Count the lines below that contain the word "Addition" and give only the number.

### TASK INPUTS

-*-*-

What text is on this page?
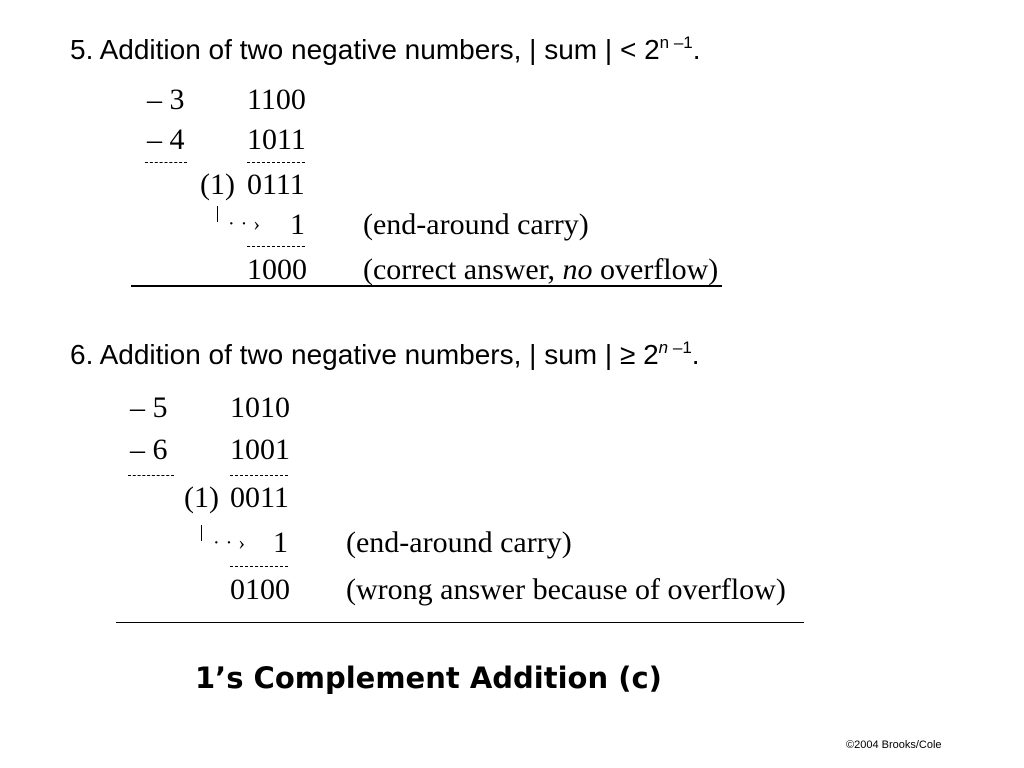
5. Addition of two negative numbers, | sum | < $2^{n -1}$.
– 3 1100
– 4 1011
(1) 0111
··› 1 (end-around carry)
1000 (correct answer, no overflow)
6. Addition of two negative numbers, | sum | ≥ $2^{n -1}$.
– 5 1010
– 6 1001
(1) 0011
··› 1 (end-around carry)
0100 (wrong answer because of overflow)
1’s Complement Addition (c)
©2004 Brooks/Cole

-*-*-

### REPLY TO THE TASK
3